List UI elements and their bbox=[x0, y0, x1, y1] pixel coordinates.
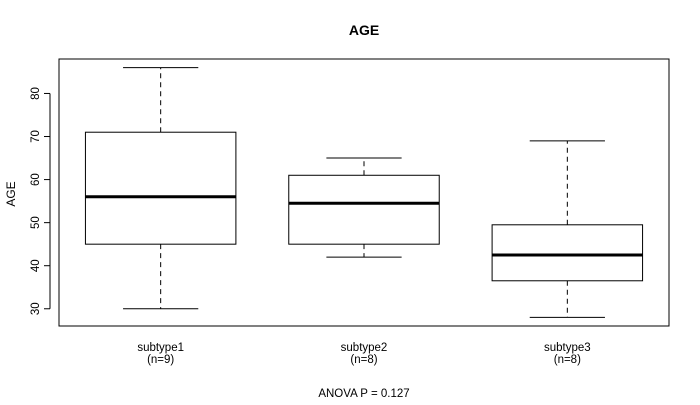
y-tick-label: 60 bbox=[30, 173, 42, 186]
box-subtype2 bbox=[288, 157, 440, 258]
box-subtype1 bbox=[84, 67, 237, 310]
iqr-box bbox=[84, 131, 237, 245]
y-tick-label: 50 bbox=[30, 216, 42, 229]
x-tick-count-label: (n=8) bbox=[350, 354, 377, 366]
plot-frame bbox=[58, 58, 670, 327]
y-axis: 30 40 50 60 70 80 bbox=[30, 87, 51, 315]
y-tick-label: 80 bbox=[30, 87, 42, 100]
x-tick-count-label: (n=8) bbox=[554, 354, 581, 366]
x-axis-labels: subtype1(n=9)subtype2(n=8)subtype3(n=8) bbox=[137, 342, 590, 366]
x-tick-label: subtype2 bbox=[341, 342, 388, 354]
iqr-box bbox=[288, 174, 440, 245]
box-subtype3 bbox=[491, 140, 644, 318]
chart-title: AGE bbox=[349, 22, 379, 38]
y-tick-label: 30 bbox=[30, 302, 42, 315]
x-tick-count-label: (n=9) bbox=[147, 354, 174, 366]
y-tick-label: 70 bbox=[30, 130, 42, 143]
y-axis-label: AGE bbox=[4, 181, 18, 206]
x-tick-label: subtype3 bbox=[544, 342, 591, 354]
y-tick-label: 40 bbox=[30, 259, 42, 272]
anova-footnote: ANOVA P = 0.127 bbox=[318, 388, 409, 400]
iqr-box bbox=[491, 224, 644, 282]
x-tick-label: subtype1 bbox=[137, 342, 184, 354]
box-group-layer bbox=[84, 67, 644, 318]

· · · · · · ·

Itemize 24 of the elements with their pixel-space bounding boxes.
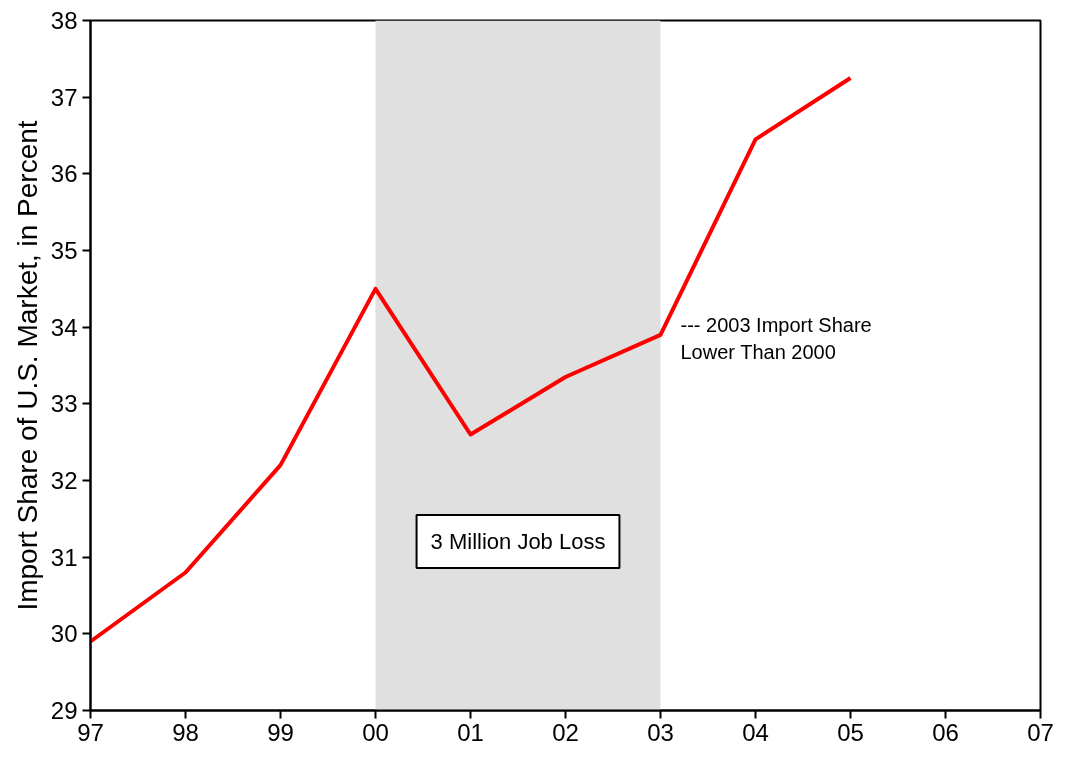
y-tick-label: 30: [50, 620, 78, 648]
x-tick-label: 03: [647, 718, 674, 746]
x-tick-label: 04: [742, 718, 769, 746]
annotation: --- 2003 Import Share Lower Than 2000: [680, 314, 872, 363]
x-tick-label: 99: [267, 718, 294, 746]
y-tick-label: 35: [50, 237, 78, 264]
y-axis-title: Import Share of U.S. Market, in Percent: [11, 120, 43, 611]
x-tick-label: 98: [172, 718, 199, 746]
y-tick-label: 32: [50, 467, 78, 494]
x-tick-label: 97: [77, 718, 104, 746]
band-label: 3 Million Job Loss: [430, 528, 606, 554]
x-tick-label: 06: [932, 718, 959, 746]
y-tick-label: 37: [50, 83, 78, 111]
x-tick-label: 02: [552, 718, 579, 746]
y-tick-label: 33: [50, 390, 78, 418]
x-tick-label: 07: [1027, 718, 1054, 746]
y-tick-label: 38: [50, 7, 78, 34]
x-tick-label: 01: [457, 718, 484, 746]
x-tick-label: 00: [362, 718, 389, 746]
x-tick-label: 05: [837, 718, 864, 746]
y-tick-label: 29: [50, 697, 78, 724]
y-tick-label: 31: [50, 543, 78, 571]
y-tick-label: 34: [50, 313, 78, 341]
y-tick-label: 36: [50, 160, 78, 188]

· · · · · · ·

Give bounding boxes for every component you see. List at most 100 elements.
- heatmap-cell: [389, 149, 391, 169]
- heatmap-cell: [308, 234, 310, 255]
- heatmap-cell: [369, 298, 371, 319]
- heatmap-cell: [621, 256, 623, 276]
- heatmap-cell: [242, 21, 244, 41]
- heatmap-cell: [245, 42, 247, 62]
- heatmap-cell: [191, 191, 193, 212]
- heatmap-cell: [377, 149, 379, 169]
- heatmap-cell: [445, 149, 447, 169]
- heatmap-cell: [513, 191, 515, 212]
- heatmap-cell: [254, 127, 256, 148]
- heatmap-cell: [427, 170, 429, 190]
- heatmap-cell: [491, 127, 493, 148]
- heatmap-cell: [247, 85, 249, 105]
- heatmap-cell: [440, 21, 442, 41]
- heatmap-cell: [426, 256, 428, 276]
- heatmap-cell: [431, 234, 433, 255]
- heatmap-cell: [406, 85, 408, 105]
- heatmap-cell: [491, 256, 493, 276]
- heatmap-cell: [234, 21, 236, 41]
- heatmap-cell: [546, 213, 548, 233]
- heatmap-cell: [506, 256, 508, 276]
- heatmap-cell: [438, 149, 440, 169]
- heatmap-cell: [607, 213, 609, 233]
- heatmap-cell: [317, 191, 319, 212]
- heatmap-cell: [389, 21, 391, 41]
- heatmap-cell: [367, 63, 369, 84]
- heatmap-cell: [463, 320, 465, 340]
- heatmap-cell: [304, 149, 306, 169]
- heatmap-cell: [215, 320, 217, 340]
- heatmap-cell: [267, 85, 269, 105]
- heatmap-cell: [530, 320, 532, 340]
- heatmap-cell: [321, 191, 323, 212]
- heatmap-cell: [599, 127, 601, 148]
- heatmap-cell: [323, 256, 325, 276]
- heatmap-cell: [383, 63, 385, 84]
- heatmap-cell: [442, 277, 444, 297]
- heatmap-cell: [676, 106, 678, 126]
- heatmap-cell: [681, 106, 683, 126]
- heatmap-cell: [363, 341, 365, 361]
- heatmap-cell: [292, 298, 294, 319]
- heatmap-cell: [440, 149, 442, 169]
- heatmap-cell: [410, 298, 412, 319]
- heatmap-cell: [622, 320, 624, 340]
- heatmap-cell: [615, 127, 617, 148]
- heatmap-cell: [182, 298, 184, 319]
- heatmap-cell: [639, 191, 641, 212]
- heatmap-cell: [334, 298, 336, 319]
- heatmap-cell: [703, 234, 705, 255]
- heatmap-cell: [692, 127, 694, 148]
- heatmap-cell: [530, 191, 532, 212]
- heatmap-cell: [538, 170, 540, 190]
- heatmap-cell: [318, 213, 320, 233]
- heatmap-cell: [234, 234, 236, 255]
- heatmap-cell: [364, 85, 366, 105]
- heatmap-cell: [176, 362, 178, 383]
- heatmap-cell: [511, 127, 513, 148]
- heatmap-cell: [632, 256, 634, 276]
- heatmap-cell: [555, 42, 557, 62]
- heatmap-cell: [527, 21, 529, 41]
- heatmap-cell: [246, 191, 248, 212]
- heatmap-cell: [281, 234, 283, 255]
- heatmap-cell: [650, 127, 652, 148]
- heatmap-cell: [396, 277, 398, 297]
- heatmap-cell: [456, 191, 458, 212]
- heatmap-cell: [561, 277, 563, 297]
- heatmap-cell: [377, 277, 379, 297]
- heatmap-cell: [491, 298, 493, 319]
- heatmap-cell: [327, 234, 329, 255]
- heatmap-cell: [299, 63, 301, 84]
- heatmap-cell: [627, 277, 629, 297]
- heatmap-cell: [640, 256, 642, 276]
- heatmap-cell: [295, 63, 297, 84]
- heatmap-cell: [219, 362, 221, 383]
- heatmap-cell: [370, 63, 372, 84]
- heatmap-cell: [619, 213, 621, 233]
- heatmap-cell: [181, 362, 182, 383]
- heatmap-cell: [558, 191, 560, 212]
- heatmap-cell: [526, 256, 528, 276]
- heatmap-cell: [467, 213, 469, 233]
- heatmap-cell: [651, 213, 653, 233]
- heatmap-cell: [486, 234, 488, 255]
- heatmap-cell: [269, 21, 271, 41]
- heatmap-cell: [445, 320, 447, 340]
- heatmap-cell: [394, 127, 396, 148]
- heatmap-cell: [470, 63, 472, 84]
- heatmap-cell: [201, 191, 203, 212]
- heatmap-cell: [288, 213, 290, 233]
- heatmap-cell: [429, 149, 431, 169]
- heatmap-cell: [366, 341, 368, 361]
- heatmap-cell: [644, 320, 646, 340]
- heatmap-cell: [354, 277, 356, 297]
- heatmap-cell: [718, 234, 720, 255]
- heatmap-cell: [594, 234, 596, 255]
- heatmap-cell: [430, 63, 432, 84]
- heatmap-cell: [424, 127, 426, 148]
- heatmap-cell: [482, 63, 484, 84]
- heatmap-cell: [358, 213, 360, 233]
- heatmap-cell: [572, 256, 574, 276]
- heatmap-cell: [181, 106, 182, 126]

· · · · · · ·

▶ [EXERCISE PROMPT] Copy out unchanged the rows from the line containing "Give bounding boxes" through the line containing "- heatmap-cell: [513, 191, 515, 212]", including both of those lines.

▶ [RESULT FOR THIS TASK]
Give bounding boxes for every component you see. List at most 100 elements.
- heatmap-cell: [389, 149, 391, 169]
- heatmap-cell: [308, 234, 310, 255]
- heatmap-cell: [369, 298, 371, 319]
- heatmap-cell: [621, 256, 623, 276]
- heatmap-cell: [242, 21, 244, 41]
- heatmap-cell: [245, 42, 247, 62]
- heatmap-cell: [191, 191, 193, 212]
- heatmap-cell: [377, 149, 379, 169]
- heatmap-cell: [445, 149, 447, 169]
- heatmap-cell: [513, 191, 515, 212]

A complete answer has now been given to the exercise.